Give only the number of lines where "summary" occurs.
※ ※ ※
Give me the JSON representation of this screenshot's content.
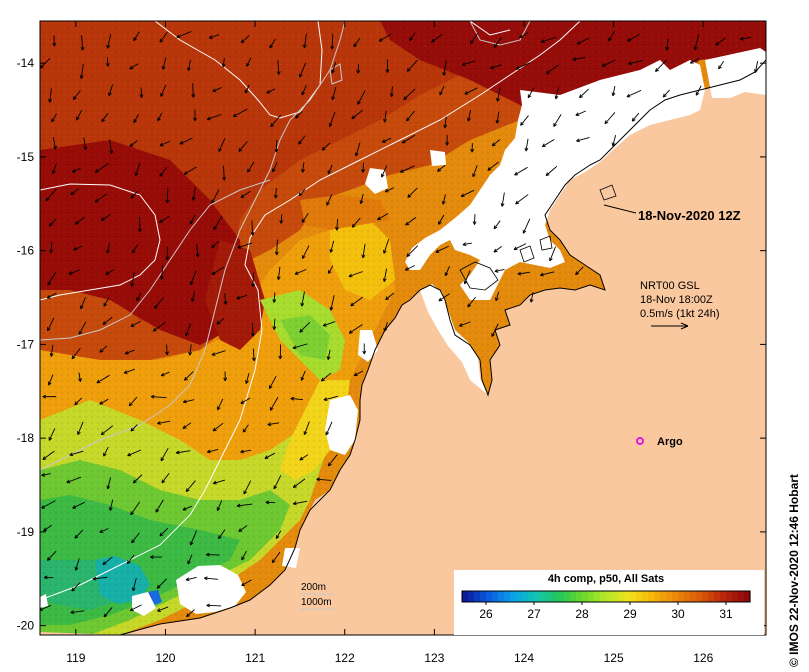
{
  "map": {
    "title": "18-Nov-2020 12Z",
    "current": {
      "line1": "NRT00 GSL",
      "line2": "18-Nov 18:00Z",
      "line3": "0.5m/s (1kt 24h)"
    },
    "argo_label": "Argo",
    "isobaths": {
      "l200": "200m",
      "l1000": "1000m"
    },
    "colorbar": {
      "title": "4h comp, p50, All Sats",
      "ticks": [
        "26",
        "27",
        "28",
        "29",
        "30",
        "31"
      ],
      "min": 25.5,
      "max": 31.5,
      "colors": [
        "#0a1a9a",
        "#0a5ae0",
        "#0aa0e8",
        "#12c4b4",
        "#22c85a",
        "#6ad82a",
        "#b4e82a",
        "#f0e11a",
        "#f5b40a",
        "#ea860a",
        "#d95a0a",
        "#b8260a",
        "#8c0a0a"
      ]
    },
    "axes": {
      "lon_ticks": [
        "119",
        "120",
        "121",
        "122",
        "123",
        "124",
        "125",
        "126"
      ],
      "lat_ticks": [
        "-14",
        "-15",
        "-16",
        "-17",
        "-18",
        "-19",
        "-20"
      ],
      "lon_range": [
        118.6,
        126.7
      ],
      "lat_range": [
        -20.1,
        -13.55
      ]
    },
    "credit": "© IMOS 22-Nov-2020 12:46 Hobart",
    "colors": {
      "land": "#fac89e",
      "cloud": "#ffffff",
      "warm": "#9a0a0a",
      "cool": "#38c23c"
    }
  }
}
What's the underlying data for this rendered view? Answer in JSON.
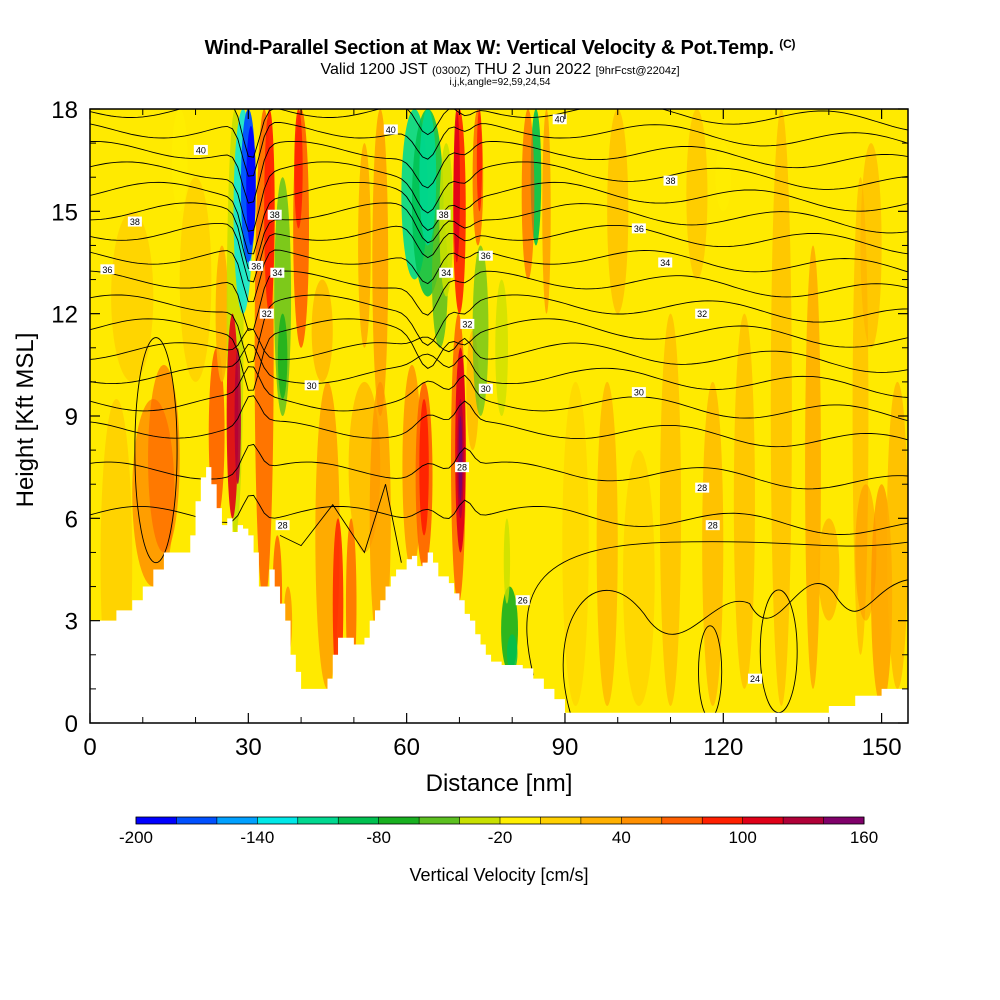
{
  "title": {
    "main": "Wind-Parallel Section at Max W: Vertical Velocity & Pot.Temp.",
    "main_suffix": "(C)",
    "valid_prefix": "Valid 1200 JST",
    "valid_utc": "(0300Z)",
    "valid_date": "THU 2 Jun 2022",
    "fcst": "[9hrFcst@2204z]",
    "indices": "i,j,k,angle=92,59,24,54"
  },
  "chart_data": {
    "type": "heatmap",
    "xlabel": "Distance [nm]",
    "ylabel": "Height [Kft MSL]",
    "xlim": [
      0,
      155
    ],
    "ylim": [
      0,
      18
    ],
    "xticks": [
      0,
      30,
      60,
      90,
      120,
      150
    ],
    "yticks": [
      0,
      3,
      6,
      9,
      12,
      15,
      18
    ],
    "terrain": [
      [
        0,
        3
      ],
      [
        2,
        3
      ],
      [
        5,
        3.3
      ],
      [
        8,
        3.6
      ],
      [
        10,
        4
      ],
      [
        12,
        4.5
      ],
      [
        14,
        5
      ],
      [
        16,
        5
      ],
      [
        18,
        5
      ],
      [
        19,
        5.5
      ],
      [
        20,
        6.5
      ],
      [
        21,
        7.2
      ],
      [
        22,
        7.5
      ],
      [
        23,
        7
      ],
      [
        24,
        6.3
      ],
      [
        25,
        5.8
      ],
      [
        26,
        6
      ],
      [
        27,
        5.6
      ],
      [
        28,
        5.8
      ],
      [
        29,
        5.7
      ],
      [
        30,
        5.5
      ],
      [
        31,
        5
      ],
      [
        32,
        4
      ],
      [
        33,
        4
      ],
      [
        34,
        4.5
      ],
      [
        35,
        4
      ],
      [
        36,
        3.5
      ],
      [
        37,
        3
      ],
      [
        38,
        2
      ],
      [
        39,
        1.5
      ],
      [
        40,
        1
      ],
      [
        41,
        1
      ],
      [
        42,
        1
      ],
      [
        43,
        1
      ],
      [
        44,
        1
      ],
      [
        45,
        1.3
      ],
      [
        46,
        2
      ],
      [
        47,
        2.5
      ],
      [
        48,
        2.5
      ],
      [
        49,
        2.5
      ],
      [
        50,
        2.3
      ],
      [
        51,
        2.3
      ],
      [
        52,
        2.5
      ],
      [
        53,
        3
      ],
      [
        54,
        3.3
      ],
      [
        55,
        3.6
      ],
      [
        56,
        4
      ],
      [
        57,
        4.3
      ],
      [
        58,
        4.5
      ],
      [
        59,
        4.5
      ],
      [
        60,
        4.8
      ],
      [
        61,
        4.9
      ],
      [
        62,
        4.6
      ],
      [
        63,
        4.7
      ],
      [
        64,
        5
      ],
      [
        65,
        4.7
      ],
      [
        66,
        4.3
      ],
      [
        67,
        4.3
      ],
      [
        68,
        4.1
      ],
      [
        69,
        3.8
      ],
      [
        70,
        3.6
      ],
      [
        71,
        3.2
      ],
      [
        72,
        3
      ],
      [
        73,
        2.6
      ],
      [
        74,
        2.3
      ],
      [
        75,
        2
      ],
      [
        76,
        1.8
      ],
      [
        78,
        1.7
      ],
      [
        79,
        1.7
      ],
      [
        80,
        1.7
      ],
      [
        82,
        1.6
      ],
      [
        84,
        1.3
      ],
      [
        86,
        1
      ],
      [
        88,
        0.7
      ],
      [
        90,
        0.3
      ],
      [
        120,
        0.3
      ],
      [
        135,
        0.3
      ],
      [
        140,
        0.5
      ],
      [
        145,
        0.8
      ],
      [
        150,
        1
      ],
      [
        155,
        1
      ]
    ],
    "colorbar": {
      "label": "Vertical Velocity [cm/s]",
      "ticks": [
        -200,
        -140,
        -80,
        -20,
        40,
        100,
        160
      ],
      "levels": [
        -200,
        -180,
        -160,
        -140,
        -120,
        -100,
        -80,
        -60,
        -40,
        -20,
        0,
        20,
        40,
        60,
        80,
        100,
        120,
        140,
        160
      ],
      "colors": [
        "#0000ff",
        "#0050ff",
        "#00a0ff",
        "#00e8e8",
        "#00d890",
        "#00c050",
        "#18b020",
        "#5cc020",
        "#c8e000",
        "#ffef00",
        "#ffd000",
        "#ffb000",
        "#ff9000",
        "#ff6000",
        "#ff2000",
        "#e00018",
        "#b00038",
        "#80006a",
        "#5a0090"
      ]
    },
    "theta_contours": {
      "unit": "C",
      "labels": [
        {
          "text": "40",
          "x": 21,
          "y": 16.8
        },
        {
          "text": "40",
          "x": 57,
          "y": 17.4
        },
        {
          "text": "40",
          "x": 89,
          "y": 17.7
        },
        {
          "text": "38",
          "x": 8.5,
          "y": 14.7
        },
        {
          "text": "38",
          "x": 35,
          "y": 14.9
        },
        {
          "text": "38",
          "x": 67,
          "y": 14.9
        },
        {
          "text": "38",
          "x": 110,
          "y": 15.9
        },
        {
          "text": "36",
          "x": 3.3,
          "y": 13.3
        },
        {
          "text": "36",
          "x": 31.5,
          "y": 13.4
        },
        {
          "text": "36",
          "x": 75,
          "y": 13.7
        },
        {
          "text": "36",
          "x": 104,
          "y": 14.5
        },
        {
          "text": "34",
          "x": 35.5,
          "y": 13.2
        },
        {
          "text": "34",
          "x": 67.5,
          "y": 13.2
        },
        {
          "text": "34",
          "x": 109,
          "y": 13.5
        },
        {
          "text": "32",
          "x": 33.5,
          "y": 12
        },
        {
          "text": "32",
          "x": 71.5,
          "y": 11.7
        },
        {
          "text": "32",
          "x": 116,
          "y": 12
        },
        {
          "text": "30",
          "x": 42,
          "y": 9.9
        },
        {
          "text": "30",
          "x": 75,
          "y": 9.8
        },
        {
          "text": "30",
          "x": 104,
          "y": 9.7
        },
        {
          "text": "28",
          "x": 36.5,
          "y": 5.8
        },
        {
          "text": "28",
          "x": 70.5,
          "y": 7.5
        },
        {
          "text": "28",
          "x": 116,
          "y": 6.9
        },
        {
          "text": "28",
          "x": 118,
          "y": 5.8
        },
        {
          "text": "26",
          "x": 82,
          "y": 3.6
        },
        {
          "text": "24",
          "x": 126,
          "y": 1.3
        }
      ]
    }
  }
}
※ ※ ※
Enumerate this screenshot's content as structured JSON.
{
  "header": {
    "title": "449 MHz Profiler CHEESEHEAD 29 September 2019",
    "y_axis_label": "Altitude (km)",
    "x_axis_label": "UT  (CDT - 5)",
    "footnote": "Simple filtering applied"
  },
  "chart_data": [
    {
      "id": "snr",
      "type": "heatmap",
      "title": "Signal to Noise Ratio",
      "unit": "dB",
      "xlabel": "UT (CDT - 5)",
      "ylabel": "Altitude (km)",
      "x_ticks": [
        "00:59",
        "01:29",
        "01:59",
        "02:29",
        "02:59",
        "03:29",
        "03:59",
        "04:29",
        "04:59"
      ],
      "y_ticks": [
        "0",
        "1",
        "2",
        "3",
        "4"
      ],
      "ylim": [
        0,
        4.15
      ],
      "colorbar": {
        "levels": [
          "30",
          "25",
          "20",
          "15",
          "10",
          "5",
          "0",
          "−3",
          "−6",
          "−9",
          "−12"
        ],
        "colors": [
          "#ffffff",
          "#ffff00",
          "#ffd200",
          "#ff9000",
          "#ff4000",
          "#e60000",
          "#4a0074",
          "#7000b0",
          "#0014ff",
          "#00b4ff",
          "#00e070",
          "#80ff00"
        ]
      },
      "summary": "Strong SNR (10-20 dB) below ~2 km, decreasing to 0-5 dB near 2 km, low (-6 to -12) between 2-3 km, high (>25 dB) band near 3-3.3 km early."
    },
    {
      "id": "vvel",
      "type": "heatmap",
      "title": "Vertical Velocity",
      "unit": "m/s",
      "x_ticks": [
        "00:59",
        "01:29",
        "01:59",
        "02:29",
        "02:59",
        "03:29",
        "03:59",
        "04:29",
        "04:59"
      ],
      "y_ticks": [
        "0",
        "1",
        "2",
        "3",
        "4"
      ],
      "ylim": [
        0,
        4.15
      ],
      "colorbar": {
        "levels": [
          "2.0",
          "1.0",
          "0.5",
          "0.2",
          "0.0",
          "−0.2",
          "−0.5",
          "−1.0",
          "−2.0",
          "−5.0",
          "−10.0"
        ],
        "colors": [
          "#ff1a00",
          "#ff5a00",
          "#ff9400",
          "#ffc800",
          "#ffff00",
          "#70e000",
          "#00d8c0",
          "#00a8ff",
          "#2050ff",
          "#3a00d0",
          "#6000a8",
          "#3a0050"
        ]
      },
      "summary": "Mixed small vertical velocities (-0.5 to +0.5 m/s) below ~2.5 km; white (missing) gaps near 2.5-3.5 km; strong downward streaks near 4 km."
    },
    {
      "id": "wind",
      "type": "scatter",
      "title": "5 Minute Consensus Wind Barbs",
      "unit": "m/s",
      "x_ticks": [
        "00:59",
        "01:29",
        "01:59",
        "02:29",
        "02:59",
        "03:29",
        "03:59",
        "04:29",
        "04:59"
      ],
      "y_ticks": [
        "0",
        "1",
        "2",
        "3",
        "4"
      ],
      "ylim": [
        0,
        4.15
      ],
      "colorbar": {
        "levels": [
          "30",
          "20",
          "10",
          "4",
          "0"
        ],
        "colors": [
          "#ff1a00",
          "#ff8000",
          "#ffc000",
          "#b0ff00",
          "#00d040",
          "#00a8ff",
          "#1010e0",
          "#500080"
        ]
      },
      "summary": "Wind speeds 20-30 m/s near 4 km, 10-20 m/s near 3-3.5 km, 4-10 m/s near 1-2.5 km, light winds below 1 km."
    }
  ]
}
※ ※ ※
WRITTEN SOLUTION:
3